En las obras de los expresionistas, el anacronismo de la xilografía resultaba eficaz porque acentuaba el sentido descarnado de las imágenes; en los libros de Masereel, daba pie a un singular artificio creativo, que es quizá el mayor hallazgo del autor belga. Este artificio consiste en el modo en que están compuestas las xilografías, de acuerdo a una sucesión que, más que literaria, parece cinematográfica. Como si fuesen los fotogramas de una película muda, las imágenes de La ciudad se ponen en movimiento, forman una secuencia imprevista en la que acontece una serie de historias paralelas que, en puridad, no tiene ni principio ni fin. Por ello, el tipo de montaje en el que descansa la eficacia de la obra corresponde menos al de un cinematógrafo que al de una especie de fenaquitiscopio en el que las xilografías hacen las veces de fotogramas. Hay así 110 principios y 110 finales posibles, y es el lector el que decide cómo entrar en la historia, como si estuviese jugando a la rayuela. Pero la semejanza con el cine mudo no sólo consiste en el modo de narrar; estriba también en esa estética de contorsiones y claroscuros dramáticos que La ciudad comparte, por ejemplo, con El gabinete del doctor Caligari (1920) o, mejor, con Berlín. Sinfonía de una gran ciudad, el relato sobre la urbe moderna que rodó en 1927 el arquitecto Walter Ruttmann al tiempo que Fritz Lang daba forma al mito de Metrópolis.

Ejemplo del género improbable de la literatura muda, La ciudad es, en su técnica y montaje, una obra original y transgresora, aunque lo es menos en su argumento (una coreografía de historias urbanas entrelazadas) y, evidentemente, en su moraleja (la ciudad moderna como Babilonia execrable). Se ha mencionado ya que el carácter coral del libro se inspira en los folletines decimonónicos, como Los miserables de Victor Hugo, Los misterios de París de Eugène Sue o incluso Crimen y castigo, de Dostoievsky, por poner sólo algunos ejemplos memorables que confirman aquello, escrito por Hugo, de que la verdadera historia de la humanidad se escribe en las alcantarillas.

++++++++++

» **Ejercicio**: Por favor, prosigue el texto de arriba sobre La ciudad de Masereel a partir de su última oración.

» **Datos para examinar**:
++++++++++

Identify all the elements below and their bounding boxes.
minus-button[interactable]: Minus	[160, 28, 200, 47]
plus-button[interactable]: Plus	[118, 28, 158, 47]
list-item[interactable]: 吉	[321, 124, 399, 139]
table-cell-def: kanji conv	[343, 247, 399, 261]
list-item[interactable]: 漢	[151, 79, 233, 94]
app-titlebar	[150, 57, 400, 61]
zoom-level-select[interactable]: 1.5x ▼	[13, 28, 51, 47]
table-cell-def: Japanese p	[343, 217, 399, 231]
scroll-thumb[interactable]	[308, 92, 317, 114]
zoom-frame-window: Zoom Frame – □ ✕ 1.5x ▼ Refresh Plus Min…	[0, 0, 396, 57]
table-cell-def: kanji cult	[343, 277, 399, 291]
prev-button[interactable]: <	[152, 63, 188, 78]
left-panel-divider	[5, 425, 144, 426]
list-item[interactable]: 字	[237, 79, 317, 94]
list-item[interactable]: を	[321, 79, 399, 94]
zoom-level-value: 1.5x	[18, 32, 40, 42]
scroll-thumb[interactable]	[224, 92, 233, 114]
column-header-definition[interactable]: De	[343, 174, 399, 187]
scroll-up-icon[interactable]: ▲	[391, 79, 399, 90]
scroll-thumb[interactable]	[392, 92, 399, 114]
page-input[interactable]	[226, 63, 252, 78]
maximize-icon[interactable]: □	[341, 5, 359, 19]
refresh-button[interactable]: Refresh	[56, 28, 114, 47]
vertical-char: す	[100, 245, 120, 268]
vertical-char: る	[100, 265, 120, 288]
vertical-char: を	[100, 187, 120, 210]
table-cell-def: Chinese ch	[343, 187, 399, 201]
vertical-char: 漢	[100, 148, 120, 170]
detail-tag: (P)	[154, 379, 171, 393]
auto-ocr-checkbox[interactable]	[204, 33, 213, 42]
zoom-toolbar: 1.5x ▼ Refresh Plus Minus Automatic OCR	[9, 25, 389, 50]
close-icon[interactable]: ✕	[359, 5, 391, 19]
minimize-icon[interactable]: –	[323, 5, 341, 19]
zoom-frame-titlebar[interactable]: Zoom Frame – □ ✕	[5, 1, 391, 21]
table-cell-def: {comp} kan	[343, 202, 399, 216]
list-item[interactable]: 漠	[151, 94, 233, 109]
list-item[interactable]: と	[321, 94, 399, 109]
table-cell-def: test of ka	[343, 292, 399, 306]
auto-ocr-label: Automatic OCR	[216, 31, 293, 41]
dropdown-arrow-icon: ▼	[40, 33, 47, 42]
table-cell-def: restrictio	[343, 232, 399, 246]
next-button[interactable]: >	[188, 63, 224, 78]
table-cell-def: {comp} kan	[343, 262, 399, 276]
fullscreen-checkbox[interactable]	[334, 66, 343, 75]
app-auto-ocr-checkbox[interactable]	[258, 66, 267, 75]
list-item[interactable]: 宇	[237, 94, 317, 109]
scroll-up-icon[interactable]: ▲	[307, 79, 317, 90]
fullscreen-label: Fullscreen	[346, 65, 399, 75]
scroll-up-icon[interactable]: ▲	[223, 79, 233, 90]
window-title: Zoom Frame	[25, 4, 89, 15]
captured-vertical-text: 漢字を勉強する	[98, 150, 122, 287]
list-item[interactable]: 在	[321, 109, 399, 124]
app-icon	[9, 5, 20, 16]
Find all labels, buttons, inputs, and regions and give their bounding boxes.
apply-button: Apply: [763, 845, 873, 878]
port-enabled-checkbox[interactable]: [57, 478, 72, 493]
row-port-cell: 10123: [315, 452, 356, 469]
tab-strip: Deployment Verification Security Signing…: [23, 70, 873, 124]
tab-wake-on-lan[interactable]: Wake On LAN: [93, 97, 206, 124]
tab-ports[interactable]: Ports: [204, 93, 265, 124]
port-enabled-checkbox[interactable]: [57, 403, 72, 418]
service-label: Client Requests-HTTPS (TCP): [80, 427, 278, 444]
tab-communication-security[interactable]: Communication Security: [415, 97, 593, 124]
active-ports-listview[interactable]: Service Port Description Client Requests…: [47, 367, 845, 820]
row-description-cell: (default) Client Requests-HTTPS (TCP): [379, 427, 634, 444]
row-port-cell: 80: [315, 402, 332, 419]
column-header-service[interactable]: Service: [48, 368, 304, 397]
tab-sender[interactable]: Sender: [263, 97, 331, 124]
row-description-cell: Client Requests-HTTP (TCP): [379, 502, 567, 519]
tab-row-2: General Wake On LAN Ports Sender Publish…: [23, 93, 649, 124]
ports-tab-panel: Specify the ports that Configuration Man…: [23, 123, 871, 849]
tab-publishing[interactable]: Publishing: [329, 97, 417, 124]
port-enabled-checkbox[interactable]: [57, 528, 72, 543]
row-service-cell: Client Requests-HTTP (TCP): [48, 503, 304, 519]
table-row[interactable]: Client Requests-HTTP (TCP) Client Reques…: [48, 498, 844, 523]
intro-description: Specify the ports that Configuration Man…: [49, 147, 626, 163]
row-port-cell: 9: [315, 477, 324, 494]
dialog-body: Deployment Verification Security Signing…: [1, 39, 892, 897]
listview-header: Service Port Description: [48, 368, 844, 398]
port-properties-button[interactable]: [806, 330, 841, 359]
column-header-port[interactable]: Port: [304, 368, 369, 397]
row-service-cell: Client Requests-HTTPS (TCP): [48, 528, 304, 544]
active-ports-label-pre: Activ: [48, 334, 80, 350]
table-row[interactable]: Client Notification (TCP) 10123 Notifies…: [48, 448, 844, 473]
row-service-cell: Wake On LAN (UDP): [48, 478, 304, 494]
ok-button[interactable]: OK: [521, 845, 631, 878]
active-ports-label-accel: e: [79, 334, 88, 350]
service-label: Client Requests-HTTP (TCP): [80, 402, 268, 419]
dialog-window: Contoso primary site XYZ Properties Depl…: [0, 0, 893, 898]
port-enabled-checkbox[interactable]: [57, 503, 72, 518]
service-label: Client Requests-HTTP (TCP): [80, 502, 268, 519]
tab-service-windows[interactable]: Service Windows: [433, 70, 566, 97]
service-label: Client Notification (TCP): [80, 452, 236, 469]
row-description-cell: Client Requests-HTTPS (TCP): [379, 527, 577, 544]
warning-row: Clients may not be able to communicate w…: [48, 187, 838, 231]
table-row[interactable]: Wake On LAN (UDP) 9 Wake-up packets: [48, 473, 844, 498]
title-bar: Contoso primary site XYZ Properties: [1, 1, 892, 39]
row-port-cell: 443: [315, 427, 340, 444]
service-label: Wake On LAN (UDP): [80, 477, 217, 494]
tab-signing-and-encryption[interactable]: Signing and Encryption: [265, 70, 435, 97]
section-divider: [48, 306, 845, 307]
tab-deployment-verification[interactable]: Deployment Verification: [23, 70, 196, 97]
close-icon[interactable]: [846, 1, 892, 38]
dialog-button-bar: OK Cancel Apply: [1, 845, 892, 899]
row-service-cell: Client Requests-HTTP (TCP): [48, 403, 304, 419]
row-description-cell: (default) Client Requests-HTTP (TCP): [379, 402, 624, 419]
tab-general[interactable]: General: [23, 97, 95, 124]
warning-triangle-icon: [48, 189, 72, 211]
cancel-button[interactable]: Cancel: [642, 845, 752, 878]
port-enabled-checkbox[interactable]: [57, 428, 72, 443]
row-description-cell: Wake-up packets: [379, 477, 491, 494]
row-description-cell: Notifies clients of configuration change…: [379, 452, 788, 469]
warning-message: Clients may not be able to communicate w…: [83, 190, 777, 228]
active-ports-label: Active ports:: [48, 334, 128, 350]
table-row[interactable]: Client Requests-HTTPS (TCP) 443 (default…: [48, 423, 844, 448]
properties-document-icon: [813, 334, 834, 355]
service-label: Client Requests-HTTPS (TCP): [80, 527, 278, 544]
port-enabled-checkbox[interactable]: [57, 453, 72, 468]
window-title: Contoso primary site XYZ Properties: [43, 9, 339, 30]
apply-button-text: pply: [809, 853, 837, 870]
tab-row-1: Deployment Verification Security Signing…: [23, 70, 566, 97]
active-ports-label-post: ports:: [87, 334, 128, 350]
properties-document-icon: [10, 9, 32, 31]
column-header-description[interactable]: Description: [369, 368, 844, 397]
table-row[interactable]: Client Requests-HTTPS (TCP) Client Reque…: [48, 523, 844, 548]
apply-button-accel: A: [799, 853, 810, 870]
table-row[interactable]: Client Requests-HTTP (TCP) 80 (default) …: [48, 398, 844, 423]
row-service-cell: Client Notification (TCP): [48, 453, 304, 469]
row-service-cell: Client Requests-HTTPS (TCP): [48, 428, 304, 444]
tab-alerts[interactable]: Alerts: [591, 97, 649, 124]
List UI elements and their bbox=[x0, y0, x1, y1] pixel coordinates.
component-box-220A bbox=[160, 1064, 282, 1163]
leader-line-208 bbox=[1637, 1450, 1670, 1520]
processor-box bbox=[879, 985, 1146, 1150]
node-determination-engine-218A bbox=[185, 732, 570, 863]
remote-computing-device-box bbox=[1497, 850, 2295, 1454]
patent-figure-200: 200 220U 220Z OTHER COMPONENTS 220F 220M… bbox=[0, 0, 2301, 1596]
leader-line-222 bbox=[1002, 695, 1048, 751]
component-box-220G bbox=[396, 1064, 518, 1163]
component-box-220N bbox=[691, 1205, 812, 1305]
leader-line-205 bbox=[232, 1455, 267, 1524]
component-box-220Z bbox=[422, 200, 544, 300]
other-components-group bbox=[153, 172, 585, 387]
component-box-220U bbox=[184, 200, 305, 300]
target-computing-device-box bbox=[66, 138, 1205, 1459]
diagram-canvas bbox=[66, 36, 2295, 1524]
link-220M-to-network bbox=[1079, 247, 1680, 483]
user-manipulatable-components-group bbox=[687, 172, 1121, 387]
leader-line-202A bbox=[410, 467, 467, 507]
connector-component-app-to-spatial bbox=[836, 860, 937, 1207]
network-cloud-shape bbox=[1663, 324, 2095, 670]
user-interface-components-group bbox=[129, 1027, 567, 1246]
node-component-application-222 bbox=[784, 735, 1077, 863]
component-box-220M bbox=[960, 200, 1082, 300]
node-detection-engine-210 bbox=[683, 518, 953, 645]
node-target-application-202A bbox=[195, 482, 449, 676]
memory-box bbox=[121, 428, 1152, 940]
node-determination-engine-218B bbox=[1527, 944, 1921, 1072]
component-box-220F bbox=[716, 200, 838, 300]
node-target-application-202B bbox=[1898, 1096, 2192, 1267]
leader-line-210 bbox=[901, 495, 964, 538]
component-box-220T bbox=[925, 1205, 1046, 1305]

++++++++++

» **Respuesta esperada**:
Como estas obras, La ciudad tiene mucho de crónica (Stefan Zweig llegó a escribir que sería posible «reconstruir el mundo contemporáneo» si tan sólo quedaran sus grabados), pero también de denuncia de las injusticias del capitalismo. Masereel, por supuesto, compartió la actitud, visionaria y atrabiliaria a la vez, de los expresionistas, para quienes la ciudad —escenario distorsionado de sus ficciones— era el emblema de la degeneración de un sistema social que estaba abocado a perecer o, empleando el término acuñado por Bruno Taut, simplemente a ‘disolverse’. Con todo, la alternativa a la congestión amenazante de las urbes era, cuando menos, previsible: la huida al campo, el improbable retorno arcádico a una naturaleza que, en realidad, nunca había existido.

La denuncia del carácter inmoral de la ciudad por parte de Masereel había tenido muchos precedentes. Entre los inmediatos estaban la literatura socialista y anarquista, o las series de grabados sobre Londres en los que Gustave Doré había puesto en evidencia las miserias de las ciudades industriales; entre los más lejanos, el motivo del vituperio de la urbe y la alabanza de la aldea, que es, quizá, uno de los temas más añejos de la cultura de Occidente, al menos desde que Horacio lo expresara elocuentemente con aquel beatus ille (‘dichoso el que vive en el campo’) con el que comienzan sus Épodos. Pero a Horacio le habían precedido las jeremíadas sobre la caída de Babilonia o las historias bíblicas sobre la corrupción de Sodoma y Gomorra, o incluso las soflamas albigenses sobre la ‘puta Babilonia’ ejemplificada en Roma, la ciudad por antonomasia. Todas ellas construidas desde un resentimiento urbano al que Masereel parece dar pábulo a través de la caligrafía cruda de sus grabados.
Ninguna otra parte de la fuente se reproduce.